WHAT TO DO: Return the number of lines that contain the word "name", and return nothing else.
--------------------------------
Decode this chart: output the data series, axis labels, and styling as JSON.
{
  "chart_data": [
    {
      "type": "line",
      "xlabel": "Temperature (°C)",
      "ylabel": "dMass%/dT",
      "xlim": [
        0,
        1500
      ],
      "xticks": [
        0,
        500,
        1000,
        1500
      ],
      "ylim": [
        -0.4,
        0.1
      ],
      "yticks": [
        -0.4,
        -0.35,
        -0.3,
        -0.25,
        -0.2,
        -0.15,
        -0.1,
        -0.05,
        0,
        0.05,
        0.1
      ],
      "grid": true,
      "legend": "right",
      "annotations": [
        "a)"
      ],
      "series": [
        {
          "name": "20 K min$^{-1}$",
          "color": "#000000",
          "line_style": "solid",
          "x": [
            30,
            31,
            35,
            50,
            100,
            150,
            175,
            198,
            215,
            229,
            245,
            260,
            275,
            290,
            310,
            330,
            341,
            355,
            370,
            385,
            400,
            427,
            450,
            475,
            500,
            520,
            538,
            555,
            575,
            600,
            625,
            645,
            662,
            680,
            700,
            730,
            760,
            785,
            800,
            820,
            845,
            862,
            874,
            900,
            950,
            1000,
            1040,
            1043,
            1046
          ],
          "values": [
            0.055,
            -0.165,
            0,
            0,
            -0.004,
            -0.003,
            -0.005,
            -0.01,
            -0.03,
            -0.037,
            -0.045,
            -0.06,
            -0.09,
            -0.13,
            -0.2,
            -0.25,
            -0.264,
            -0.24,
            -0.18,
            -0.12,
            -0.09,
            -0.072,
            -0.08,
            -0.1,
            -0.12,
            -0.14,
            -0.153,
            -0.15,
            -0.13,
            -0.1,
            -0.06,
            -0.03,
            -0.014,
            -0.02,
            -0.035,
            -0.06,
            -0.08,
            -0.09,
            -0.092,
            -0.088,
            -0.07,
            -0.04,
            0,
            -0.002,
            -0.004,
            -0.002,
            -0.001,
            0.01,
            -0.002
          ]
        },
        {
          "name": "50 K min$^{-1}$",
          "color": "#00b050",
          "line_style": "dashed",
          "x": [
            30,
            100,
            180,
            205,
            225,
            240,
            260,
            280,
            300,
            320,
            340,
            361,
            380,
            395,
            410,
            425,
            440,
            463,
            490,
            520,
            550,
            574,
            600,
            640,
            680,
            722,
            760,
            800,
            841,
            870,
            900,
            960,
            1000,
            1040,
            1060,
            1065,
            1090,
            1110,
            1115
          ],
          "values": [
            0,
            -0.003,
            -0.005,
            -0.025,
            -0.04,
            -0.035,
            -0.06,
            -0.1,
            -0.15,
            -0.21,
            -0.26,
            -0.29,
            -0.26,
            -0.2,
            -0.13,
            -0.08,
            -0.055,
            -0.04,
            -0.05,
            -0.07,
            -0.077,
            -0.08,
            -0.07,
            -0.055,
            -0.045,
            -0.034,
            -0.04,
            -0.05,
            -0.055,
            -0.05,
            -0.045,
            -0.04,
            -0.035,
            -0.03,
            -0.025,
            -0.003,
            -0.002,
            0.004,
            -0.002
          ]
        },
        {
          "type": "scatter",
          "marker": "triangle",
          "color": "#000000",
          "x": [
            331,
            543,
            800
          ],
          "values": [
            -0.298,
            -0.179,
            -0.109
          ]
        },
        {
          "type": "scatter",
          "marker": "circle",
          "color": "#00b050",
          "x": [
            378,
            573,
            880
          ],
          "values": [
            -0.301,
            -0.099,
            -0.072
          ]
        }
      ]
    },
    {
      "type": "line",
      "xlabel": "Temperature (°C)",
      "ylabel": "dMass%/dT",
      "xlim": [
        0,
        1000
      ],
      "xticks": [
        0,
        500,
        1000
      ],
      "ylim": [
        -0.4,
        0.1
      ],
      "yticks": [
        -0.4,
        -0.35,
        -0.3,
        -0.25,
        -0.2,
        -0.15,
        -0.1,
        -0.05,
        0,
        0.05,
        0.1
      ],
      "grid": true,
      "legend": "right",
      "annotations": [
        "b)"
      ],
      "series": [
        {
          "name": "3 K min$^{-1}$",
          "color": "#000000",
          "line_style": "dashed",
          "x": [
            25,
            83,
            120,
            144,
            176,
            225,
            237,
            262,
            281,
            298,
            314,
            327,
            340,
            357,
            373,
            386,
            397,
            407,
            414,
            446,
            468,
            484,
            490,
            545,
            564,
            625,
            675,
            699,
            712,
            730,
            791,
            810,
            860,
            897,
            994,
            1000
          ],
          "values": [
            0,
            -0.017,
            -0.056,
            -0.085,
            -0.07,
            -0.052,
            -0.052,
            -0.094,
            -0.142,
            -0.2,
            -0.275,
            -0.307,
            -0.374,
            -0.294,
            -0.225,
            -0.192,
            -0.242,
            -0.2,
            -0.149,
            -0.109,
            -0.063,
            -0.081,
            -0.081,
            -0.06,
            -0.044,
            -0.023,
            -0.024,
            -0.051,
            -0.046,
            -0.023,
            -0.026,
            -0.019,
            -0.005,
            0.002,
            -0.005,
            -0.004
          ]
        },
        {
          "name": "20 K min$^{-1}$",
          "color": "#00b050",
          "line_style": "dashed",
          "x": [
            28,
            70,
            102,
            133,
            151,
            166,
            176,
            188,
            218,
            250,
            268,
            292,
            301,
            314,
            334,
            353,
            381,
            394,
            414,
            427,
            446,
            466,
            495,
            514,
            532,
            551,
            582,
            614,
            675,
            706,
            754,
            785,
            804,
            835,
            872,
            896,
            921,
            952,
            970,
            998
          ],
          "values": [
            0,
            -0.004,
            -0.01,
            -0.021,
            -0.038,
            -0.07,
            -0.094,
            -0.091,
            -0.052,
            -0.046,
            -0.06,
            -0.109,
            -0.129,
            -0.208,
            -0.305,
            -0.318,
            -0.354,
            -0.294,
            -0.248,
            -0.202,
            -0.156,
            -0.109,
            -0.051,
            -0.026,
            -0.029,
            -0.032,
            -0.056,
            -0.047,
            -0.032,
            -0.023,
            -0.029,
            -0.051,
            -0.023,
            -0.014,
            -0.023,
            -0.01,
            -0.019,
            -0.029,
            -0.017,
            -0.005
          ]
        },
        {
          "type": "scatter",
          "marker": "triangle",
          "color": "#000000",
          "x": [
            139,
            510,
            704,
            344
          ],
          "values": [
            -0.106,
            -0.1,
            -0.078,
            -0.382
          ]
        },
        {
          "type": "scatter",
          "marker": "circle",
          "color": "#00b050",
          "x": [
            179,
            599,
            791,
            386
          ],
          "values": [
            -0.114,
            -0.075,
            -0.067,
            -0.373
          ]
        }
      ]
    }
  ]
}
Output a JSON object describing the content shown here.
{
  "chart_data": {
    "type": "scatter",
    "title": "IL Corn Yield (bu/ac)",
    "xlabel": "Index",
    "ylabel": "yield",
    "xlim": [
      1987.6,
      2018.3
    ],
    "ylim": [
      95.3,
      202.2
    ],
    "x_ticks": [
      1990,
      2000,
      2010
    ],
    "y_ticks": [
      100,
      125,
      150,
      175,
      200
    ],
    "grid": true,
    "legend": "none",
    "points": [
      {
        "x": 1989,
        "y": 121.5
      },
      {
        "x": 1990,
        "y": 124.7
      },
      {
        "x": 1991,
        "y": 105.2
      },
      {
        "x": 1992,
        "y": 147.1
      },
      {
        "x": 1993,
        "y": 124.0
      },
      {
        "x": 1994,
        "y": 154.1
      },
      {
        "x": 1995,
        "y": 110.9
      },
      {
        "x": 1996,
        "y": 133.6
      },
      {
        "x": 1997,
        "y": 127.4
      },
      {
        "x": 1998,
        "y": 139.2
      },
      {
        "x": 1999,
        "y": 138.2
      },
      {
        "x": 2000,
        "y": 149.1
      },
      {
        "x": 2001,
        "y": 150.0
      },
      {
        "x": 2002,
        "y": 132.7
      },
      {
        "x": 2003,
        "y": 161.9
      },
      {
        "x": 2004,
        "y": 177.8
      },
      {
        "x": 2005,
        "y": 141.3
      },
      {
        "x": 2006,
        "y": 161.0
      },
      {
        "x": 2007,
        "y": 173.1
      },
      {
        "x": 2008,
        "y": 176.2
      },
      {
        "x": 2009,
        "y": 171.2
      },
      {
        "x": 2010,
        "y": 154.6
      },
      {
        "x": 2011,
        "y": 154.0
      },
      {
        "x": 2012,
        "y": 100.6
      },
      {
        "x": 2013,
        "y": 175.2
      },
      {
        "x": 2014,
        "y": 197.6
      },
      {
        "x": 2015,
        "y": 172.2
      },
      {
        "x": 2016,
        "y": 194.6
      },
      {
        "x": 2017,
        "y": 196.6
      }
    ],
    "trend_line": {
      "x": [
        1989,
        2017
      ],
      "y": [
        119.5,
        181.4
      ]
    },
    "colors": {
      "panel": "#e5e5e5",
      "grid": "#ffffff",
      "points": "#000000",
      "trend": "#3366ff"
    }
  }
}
--------------------------------
ANSWER: 4